▸ Source material:

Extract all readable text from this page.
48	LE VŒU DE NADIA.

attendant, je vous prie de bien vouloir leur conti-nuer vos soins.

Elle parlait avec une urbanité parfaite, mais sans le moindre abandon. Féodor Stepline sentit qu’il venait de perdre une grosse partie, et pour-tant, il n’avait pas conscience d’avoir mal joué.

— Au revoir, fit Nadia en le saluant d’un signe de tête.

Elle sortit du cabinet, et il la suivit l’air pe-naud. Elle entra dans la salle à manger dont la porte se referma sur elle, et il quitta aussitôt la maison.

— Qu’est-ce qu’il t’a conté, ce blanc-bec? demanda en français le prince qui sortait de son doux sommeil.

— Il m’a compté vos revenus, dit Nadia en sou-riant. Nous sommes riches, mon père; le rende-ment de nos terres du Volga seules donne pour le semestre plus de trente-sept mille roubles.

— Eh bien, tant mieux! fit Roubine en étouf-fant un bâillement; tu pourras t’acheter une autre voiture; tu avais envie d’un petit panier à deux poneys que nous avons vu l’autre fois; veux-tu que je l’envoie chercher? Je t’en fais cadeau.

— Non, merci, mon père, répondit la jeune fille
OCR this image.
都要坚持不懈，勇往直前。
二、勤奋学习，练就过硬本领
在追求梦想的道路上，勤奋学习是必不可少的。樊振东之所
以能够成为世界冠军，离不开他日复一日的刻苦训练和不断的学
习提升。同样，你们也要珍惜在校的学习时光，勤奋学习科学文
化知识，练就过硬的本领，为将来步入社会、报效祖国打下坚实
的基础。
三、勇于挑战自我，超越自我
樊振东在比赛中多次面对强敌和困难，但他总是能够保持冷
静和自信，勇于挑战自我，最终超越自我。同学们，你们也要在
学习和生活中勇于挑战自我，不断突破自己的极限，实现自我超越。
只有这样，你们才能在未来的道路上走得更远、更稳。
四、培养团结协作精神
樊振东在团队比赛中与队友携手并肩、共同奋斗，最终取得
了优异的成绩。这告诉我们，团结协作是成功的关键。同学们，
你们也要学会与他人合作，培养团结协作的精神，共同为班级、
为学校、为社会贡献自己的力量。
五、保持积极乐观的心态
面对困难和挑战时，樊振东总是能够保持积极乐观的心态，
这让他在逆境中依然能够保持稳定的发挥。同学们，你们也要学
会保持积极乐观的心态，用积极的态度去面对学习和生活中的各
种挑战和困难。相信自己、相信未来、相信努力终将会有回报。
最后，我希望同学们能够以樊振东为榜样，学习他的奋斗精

▸ Problem description:
Transcribe every entry verbatim.

▸ Output of the exercise:
Extract all readable text from this page.
48	LE VŒU DE NADIA.

attendant, je vous prie de bien vouloir leur conti-nuer vos soins.

Elle parlait avec une urbanité parfaite, mais sans le moindre abandon. Féodor Stepline sentit qu’il venait de perdre une grosse partie, et pour-tant, il n’avait pas conscience d’avoir mal joué.

— Au revoir, fit Nadia en le saluant d’un signe de tête.

Elle sortit du cabinet, et il la suivit l’air pe-naud. Elle entra dans la salle à manger dont la porte se referma sur elle, et il quitta aussitôt la maison.

— Qu’est-ce qu’il t’a conté, ce blanc-bec? demanda en français le prince qui sortait de son doux sommeil.

— Il m’a compté vos revenus, dit Nadia en sou-riant. Nous sommes riches, mon père; le rende-ment de nos terres du Volga seules donne pour le semestre plus de trente-sept mille roubles.

— Eh bien, tant mieux! fit Roubine en étouf-fant un bâillement; tu pourras t’acheter une autre voiture; tu avais envie d’un petit panier à deux poneys que nous avons vu l’autre fois; veux-tu que je l’envoie chercher? Je t’en fais cadeau.

— Non, merci, mon père, répondit la jeune fille
OCR this image.
都要坚持不懈，勇往直前。
二、勤奋学习，练就过硬本领
在追求梦想的道路上，勤奋学习是必不可少的。樊振东之所
以能够成为世界冠军，离不开他日复一日的刻苦训练和不断的学
习提升。同样，你们也要珍惜在校的学习时光，勤奋学习科学文
化知识，练就过硬的本领，为将来步入社会、报效祖国打下坚实
的基础。
三、勇于挑战自我，超越自我
樊振东在比赛中多次面对强敌和困难，但他总是能够保持冷
静和自信，勇于挑战自我，最终超越自我。同学们，你们也要在
学习和生活中勇于挑战自我，不断突破自己的极限，实现自我超越。
只有这样，你们才能在未来的道路上走得更远、更稳。
四、培养团结协作精神
樊振东在团队比赛中与队友携手并肩、共同奋斗，最终取得
了优异的成绩。这告诉我们，团结协作是成功的关键。同学们，
你们也要学会与他人合作，培养团结协作的精神，共同为班级、
为学校、为社会贡献自己的力量。
五、保持积极乐观的心态
面对困难和挑战时，樊振东总是能够保持积极乐观的心态，
这让他在逆境中依然能够保持稳定的发挥。同学们，你们也要学
会保持积极乐观的心态，用积极的态度去面对学习和生活中的各
种挑战和困难。相信自己、相信未来、相信努力终将会有回报。
最后，我希望同学们能够以樊振东为榜样，学习他的奋斗精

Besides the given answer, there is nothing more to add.